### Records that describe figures
^^^^^^^^

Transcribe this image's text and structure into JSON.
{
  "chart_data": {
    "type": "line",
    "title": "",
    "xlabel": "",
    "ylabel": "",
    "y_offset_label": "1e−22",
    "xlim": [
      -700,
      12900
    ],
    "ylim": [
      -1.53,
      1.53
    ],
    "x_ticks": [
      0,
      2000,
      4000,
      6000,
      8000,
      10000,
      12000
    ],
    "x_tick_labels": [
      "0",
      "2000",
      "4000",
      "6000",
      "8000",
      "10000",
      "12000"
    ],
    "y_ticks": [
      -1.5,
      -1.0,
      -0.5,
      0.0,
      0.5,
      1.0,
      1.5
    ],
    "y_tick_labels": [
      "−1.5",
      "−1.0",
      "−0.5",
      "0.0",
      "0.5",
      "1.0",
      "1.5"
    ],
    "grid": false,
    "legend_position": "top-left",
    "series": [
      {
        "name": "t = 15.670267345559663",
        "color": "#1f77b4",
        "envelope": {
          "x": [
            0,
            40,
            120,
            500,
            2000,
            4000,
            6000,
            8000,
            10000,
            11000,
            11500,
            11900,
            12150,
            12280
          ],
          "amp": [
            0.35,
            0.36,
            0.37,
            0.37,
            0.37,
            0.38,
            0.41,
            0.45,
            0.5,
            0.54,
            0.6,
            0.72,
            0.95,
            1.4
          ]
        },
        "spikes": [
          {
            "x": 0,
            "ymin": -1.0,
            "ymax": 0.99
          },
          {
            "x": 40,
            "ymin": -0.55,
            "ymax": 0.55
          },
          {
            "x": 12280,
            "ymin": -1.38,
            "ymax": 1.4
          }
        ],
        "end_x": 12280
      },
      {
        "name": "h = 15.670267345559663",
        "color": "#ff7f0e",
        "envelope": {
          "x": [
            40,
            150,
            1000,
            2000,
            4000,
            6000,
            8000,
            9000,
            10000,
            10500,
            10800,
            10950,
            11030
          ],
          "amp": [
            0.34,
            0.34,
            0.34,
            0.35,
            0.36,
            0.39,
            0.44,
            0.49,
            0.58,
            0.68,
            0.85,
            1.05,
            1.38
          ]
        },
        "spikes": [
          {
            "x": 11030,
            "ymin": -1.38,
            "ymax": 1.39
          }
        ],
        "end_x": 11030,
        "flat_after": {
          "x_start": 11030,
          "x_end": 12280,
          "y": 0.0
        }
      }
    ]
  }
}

^^^^^^^^

Your task is to repeat the data exactly, with nothing left out.

Transcribe this image's text and structure into JSON.
{
  "chart_data": {
    "type": "line",
    "title": "",
    "xlabel": "",
    "ylabel": "",
    "y_offset_label": "1e−22",
    "xlim": [
      -700,
      12900
    ],
    "ylim": [
      -1.53,
      1.53
    ],
    "x_ticks": [
      0,
      2000,
      4000,
      6000,
      8000,
      10000,
      12000
    ],
    "x_tick_labels": [
      "0",
      "2000",
      "4000",
      "6000",
      "8000",
      "10000",
      "12000"
    ],
    "y_ticks": [
      -1.5,
      -1.0,
      -0.5,
      0.0,
      0.5,
      1.0,
      1.5
    ],
    "y_tick_labels": [
      "−1.5",
      "−1.0",
      "−0.5",
      "0.0",
      "0.5",
      "1.0",
      "1.5"
    ],
    "grid": false,
    "legend_position": "top-left",
    "series": [
      {
        "name": "t = 15.670267345559663",
        "color": "#1f77b4",
        "envelope": {
          "x": [
            0,
            40,
            120,
            500,
            2000,
            4000,
            6000,
            8000,
            10000,
            11000,
            11500,
            11900,
            12150,
            12280
          ],
          "amp": [
            0.35,
            0.36,
            0.37,
            0.37,
            0.37,
            0.38,
            0.41,
            0.45,
            0.5,
            0.54,
            0.6,
            0.72,
            0.95,
            1.4
          ]
        },
        "spikes": [
          {
            "x": 0,
            "ymin": -1.0,
            "ymax": 0.99
          },
          {
            "x": 40,
            "ymin": -0.55,
            "ymax": 0.55
          },
          {
            "x": 12280,
            "ymin": -1.38,
            "ymax": 1.4
          }
        ],
        "end_x": 12280
      },
      {
        "name": "h = 15.670267345559663",
        "color": "#ff7f0e",
        "envelope": {
          "x": [
            40,
            150,
            1000,
            2000,
            4000,
            6000,
            8000,
            9000,
            10000,
            10500,
            10800,
            10950,
            11030
          ],
          "amp": [
            0.34,
            0.34,
            0.34,
            0.35,
            0.36,
            0.39,
            0.44,
            0.49,
            0.58,
            0.68,
            0.85,
            1.05,
            1.38
          ]
        },
        "spikes": [
          {
            "x": 11030,
            "ymin": -1.38,
            "ymax": 1.39
          }
        ],
        "end_x": 11030,
        "flat_after": {
          "x_start": 11030,
          "x_end": 12280,
          "y": 0.0
        }
      }
    ]
  }
}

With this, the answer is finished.